(Excerpts from a layout annotation dataset)
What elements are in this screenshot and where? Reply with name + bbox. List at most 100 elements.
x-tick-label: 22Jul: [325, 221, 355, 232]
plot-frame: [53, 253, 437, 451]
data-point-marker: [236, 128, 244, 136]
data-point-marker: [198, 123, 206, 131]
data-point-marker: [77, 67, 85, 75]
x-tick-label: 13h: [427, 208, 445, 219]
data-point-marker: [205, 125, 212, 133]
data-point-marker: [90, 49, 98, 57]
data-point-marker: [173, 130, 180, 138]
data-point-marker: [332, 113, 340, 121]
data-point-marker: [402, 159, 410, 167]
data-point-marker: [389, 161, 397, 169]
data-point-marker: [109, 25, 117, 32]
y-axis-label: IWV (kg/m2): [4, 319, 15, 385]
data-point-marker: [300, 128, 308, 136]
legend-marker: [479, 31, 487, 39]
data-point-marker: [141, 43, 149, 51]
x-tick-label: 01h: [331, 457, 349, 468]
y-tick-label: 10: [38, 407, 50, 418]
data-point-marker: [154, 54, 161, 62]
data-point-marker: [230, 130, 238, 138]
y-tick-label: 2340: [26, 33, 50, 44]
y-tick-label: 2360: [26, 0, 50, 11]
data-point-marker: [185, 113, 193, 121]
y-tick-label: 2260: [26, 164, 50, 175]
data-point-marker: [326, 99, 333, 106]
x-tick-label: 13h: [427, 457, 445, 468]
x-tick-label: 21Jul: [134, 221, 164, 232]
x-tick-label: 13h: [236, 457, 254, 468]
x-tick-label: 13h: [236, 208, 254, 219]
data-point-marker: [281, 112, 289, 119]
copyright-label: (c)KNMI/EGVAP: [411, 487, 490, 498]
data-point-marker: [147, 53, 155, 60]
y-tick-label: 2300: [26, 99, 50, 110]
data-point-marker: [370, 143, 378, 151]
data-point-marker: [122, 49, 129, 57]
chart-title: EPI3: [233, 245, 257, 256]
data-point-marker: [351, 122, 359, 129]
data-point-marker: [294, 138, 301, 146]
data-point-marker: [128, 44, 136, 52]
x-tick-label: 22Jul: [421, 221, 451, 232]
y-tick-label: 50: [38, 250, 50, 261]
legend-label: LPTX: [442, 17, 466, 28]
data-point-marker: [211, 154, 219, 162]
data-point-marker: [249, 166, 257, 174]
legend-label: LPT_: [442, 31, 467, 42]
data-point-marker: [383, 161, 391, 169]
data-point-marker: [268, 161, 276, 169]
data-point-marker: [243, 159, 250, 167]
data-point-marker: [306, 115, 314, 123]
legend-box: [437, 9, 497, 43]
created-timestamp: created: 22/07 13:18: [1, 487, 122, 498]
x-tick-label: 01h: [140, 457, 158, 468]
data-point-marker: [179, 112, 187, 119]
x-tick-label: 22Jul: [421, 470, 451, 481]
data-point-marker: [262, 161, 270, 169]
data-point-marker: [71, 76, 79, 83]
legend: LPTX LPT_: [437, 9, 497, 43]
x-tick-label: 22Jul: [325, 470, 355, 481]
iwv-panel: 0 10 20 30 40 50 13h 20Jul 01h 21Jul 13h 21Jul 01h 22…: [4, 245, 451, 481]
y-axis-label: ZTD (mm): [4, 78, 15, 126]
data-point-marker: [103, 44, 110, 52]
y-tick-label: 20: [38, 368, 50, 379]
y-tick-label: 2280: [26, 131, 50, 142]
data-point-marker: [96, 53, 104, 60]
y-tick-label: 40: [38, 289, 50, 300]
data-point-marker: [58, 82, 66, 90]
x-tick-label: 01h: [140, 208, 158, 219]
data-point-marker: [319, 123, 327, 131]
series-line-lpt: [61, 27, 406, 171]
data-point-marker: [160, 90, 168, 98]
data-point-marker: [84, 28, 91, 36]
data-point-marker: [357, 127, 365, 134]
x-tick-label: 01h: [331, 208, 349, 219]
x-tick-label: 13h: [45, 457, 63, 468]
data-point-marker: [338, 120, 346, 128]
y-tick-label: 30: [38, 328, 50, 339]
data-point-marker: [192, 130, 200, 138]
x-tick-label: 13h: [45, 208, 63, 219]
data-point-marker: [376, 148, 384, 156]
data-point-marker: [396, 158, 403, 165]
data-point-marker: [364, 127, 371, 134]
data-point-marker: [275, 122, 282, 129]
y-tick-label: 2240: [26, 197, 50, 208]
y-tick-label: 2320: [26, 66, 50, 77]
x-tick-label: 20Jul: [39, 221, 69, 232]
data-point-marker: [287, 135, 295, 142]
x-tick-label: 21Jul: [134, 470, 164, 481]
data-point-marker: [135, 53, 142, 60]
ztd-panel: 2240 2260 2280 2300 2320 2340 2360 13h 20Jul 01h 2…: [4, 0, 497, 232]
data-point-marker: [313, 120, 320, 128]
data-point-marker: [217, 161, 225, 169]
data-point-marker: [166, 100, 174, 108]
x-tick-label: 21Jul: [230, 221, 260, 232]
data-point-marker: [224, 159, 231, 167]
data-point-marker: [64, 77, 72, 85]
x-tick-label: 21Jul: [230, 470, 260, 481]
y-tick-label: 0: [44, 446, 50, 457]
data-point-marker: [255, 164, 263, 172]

### Goal
Collect every line in the data above that contains the string "legend".

### Full answer
legend-marker: [479, 31, 487, 39]
legend-label: LPTX: [442, 17, 466, 28]
legend-label: LPT_: [442, 31, 467, 42]
legend-box: [437, 9, 497, 43]
legend: LPTX LPT_: [437, 9, 497, 43]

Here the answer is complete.